Task requirements:
Copy all lines holding the word "подразделения" from the entries.

Extracted entries:
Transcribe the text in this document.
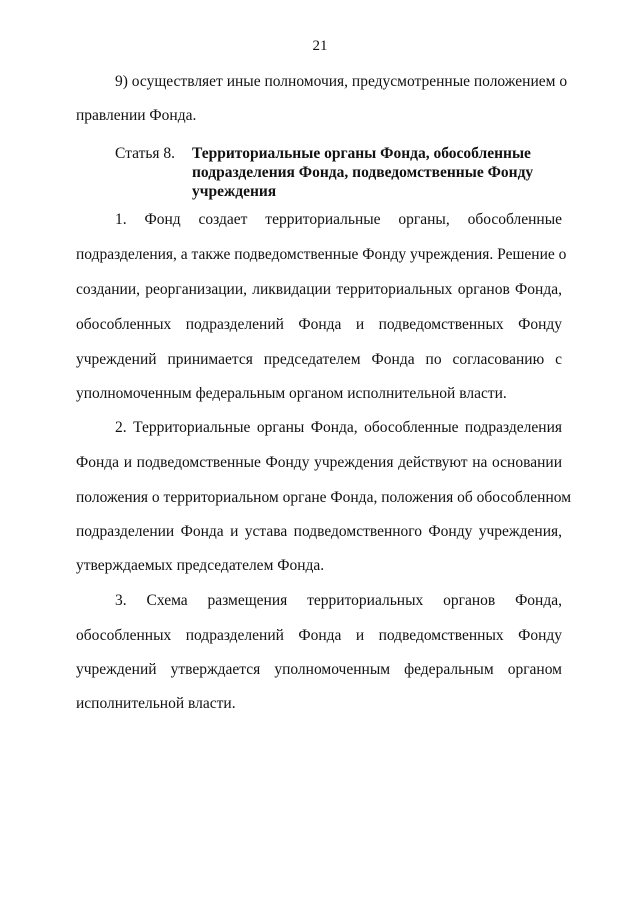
21
9) осуществляет иные полномочия, предусмотренные положением о
правлении Фонда.
Статья 8. Территориальные органы Фонда, обособленные
подразделения Фонда, подведомственные Фонду
учреждения
1. Фонд создает территориальные органы, обособленные
подразделения, а также подведомственные Фонду учреждения. Решение о
создании, реорганизации, ликвидации территориальных органов Фонда,
обособленных подразделений Фонда и подведомственных Фонду
учреждений принимается председателем Фонда по согласованию с
уполномоченным федеральным органом исполнительной власти.
2. Территориальные органы Фонда, обособленные подразделения
Фонда и подведомственные Фонду учреждения действуют на основании
положения о территориальном органе Фонда, положения об обособленном
подразделении Фонда и устава подведомственного Фонду учреждения,
утверждаемых председателем Фонда.
3. Схема размещения территориальных органов Фонда,
обособленных подразделений Фонда и подведомственных Фонду
учреждений утверждается уполномоченным федеральным органом
исполнительной власти.
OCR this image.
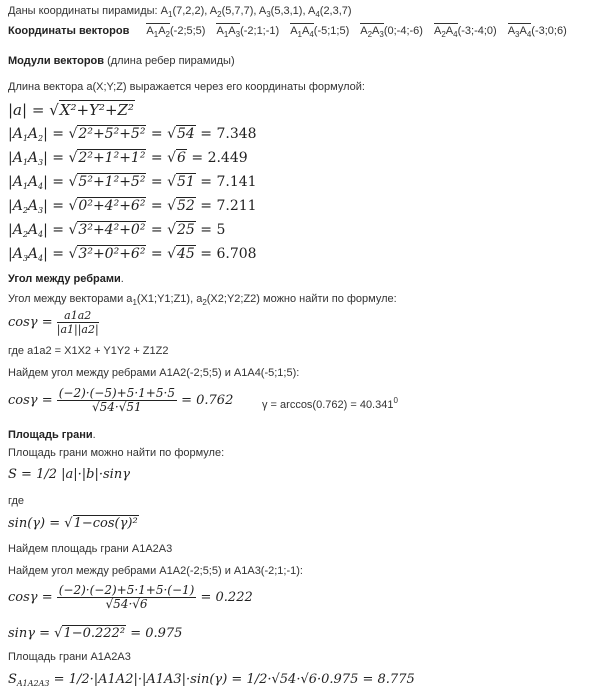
Даны координаты пирамиды: $A_1(7,2,2)$, $A_2(5,7,7)$, $A_3(5,3,1)$, $A_4(2,3,7)$
Координаты векторов $A_1A_2(-2;5;5)$ $A_1A_3(-2;1;-1)$ $A_1A_4(-5;1;5)$ $A_2A_3(0;-4;-6)$ $A_2A_4(-3;-4;0)$ $A_3A_4(-3;0;6)$
Модули векторов (длина ребер пирамиды)
Длина вектора a(X;Y;Z) выражается через его координаты формулой:
|a| = √X²+Y²+Z²
$|A_1A_2| = √2^2+5^2+5^2 = √54 = 7.348$
$|A_1A_3| = √2^2+1^2+1^2 = √6 = 2.449$
$|A_1A_4| = √5^2+1^2+5^2 = √51 = 7.141$
$|A_2A_3| = √0^2+4^2+6^2 = √52 = 7.211$
$|A_2A_4| = √3^2+4^2+0^2 = √25 = 5$
$|A_3A_4| = √3^2+0^2+6^2 = √45 = 6.708$
Угол между ребрами.
Угол между векторами $a_1(X1;Y1;Z1)$, $a_2(X2;Y2;Z2)$ можно найти по формуле:
$\cos\gamma = \frac{a1a2}{|a1||a2|}$
где a1a2 = X1X2 + Y1Y2 + Z1Z2
Найдем угол между ребрами A1A2(-2;5;5) и A1A4(-5;1;5):
$\cos\gamma = \frac{(-2)\cdot(-5)+5\cdot 1+5\cdot 5}{√54\cdot√51} = 0.762$	$\gamma = \arccos(0.762) = 40.341^0$
Площадь грани.
Площадь грани можно найти по формуле:
S = 1/2 |a|·|b|·sinγ
где
sin(γ) = √1−cos(γ)²
Найдем площадь грани A1A2A3
Найдем угол между ребрами A1A2(-2;5;5) и A1A3(-2;1;-1):
$\cos\gamma = \frac{(-2)\cdot(-2)+5\cdot 1+5\cdot(-1)}{√54\cdot√6} = 0.222$
sinγ = √1−0.222² = 0.975
Площадь грани A1A2A3
$S_{A1A2A3} = 1/2\cdot|A1A2|\cdot|A1A3|\cdot\sin(\gamma) = 1/2\cdot√54\cdot√6\cdot 0.975 = 8.775$
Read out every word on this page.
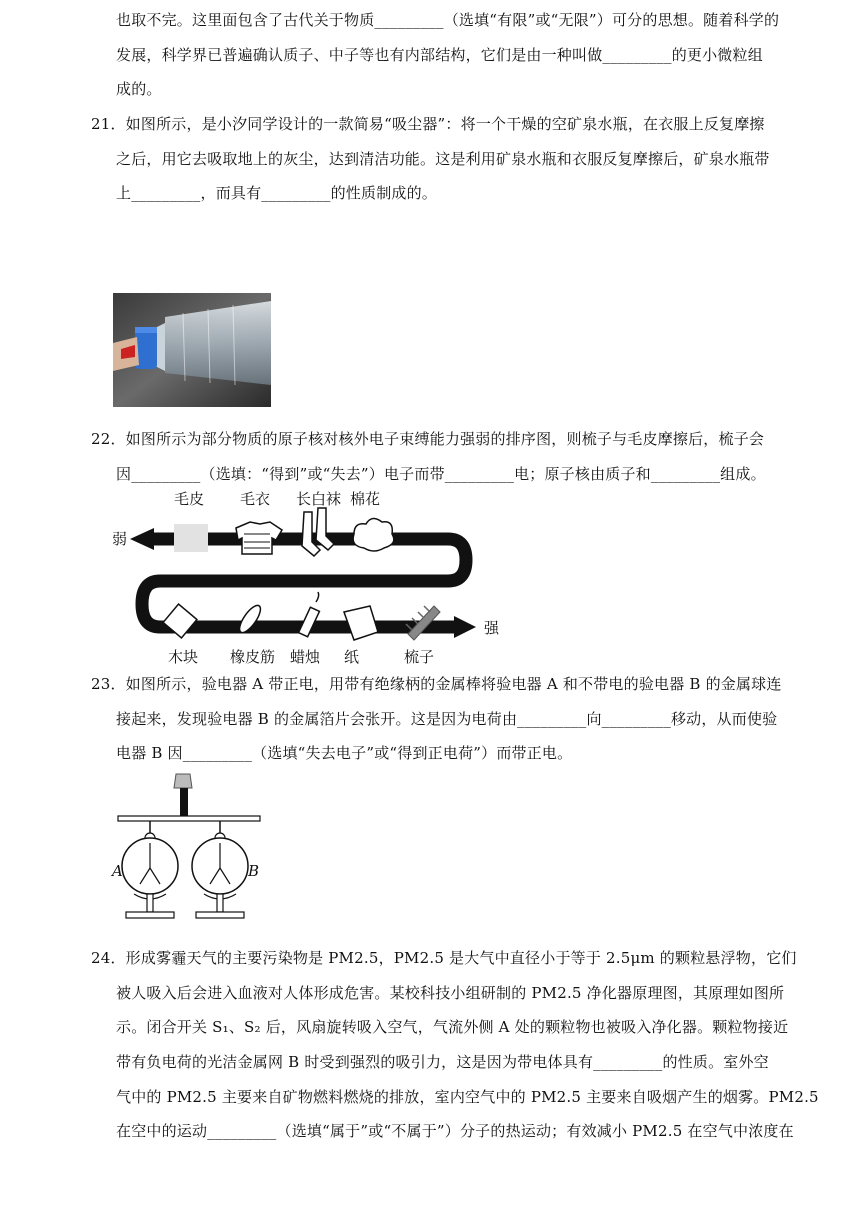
也取不完。这里面包含了古代关于物质_________（选填“有限”或“无限”）可分的思想。随着科学的
发展，科学界已普遍确认质子、中子等也有内部结构，它们是由一种叫做_________的更小微粒组
成的。
21．如图所示，是小汐同学设计的一款简易“吸尘器”：将一个干燥的空矿泉水瓶，在衣服上反复摩擦
之后，用它去吸取地上的灰尘，达到清洁功能。这是利用矿泉水瓶和衣服反复摩擦后，矿泉水瓶带
上_________，而具有_________的性质制成的。
22．如图所示为部分物质的原子核对核外电子束缚能力强弱的排序图，则梳子与毛皮摩擦后，梳子会
因_________（选填：“得到”或“失去”）电子而带_________电；原子核由质子和_________组成。
弱
强
毛皮 毛衣 长白袜 棉花
木块 橡皮筋 蜡烛 纸	梳子
23．如图所示，验电器 A 带正电，用带有绝缘柄的金属棒将验电器 A 和不带电的验电器 B 的金属球连
接起来，发现验电器 B 的金属箔片会张开。这是因为电荷由_________向_________移动，从而使验
电器 B 因_________（选填“失去电子”或“得到正电荷”）而带正电。
A	B
24．形成雾霾天气的主要污染物是 PM2.5，PM2.5 是大气中直径小于等于 2.5μm 的颗粒悬浮物，它们
被人吸入后会进入血液对人体形成危害。某校科技小组研制的 PM2.5 净化器原理图，其原理如图所
示。闭合开关 S₁、S₂ 后，风扇旋转吸入空气，气流外侧 A 处的颗粒物也被吸入净化器。颗粒物接近
带有负电荷的光洁金属网 B 时受到强烈的吸引力，这是因为带电体具有_________的性质。室外空
气中的 PM2.5 主要来自矿物燃料燃烧的排放，室内空气中的 PM2.5 主要来自吸烟产生的烟雾。PM2.5
在空中的运动_________（选填“属于”或“不属于”）分子的热运动；有效减小 PM2.5 在空气中浓度在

Output of the task:
подразделения Фонда, подведомственные Фонду
подразделения, а также подведомственные Фонду учреждения. Решение о
2. Территориальные органы Фонда, обособленные подразделения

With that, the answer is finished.